Task directions →
Show each line that has the string "houses" in it.

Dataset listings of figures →
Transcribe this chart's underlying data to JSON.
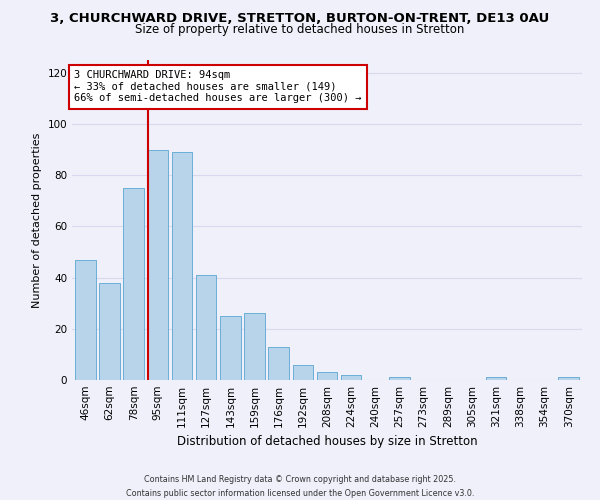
{
  "title_line1": "3, CHURCHWARD DRIVE, STRETTON, BURTON-ON-TRENT, DE13 0AU",
  "title_line2": "Size of property relative to detached houses in Stretton",
  "xlabel": "Distribution of detached houses by size in Stretton",
  "ylabel": "Number of detached properties",
  "bar_labels": [
    "46sqm",
    "62sqm",
    "78sqm",
    "95sqm",
    "111sqm",
    "127sqm",
    "143sqm",
    "159sqm",
    "176sqm",
    "192sqm",
    "208sqm",
    "224sqm",
    "240sqm",
    "257sqm",
    "273sqm",
    "289sqm",
    "305sqm",
    "321sqm",
    "338sqm",
    "354sqm",
    "370sqm"
  ],
  "bar_values": [
    47,
    38,
    75,
    90,
    89,
    41,
    25,
    26,
    13,
    6,
    3,
    2,
    0,
    1,
    0,
    0,
    0,
    1,
    0,
    0,
    1
  ],
  "bar_color": "#b8d4eb",
  "bar_edge_color": "#6aaed6",
  "property_line_label": "95sqm",
  "property_line_color": "#cc0000",
  "annotation_text": "3 CHURCHWARD DRIVE: 94sqm\n← 33% of detached houses are smaller (149)\n66% of semi-detached houses are larger (300) →",
  "annotation_box_color": "#ffffff",
  "annotation_box_edge_color": "#cc0000",
  "ylim": [
    0,
    125
  ],
  "yticks": [
    0,
    20,
    40,
    60,
    80,
    100,
    120
  ],
  "footer_line1": "Contains HM Land Registry data © Crown copyright and database right 2025.",
  "footer_line2": "Contains public sector information licensed under the Open Government Licence v3.0.",
  "background_color": "#f0f0fa",
  "grid_color": "#d8d8ee",
  "title1_fontsize": 9.5,
  "title2_fontsize": 8.5,
  "xlabel_fontsize": 8.5,
  "ylabel_fontsize": 8.0,
  "tick_fontsize": 7.5,
  "annot_fontsize": 7.5,
  "footer_fontsize": 5.8
}
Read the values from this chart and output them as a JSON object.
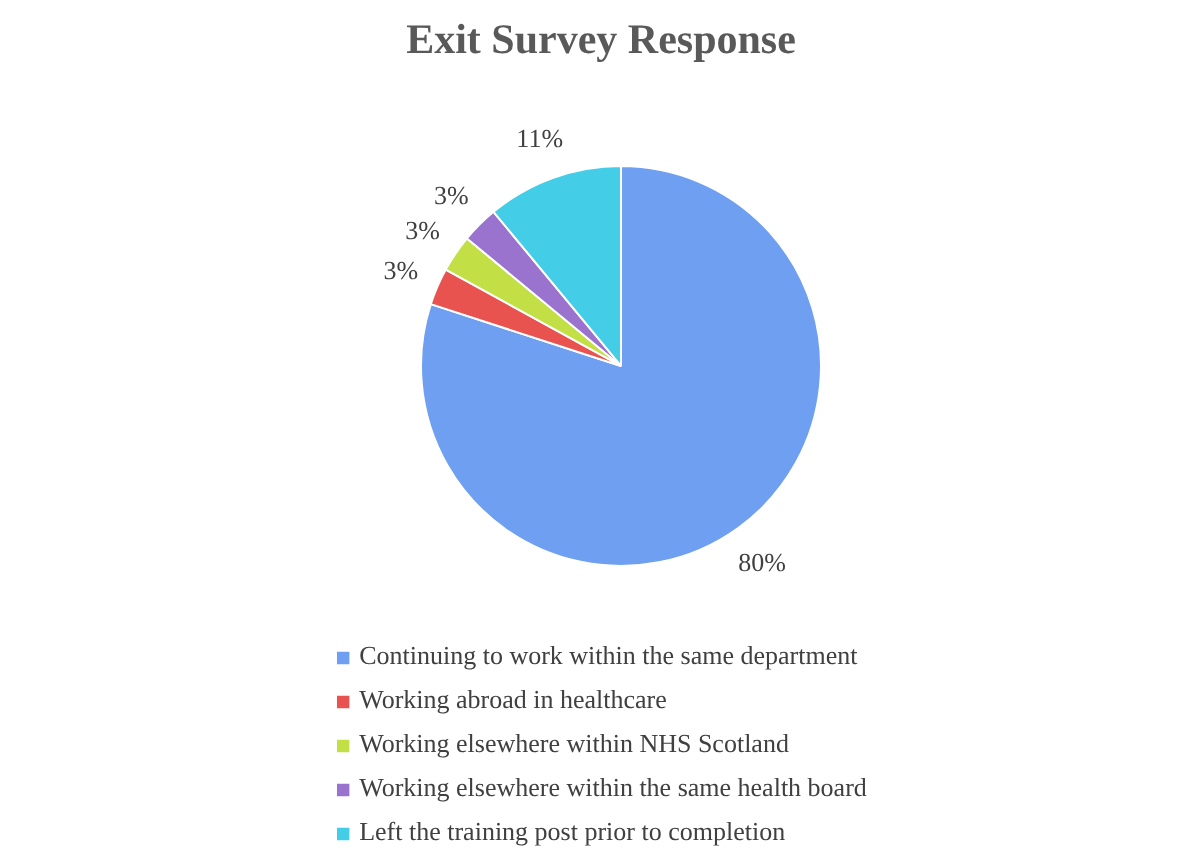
{
  "chart_data": {
    "type": "pie",
    "title": "Exit Survey Response",
    "categories": [
      "Continuing to work within the same department",
      "Working abroad in healthcare",
      "Working elsewhere within NHS Scotland",
      "Working elsewhere within the same health board",
      "Left the training post prior to completion"
    ],
    "values": [
      80,
      3,
      3,
      3,
      11
    ],
    "colors": [
      "#6f9ff0",
      "#e8534f",
      "#c2df45",
      "#9a73cf",
      "#43cde6"
    ],
    "value_labels": [
      "80%",
      "3%",
      "3%",
      "3%",
      "11%"
    ],
    "legend": "bottom"
  }
}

Finished task →
  "title_line2": "Size of property relative to detached houses in Stretton",
  "xlabel": "Distribution of detached houses by size in Stretton",
  "annotation_text": "3 CHURCHWARD DRIVE: 94sqm\n← 33% of detached houses are smaller (149)\n66% of semi-detached houses are larger (300) →",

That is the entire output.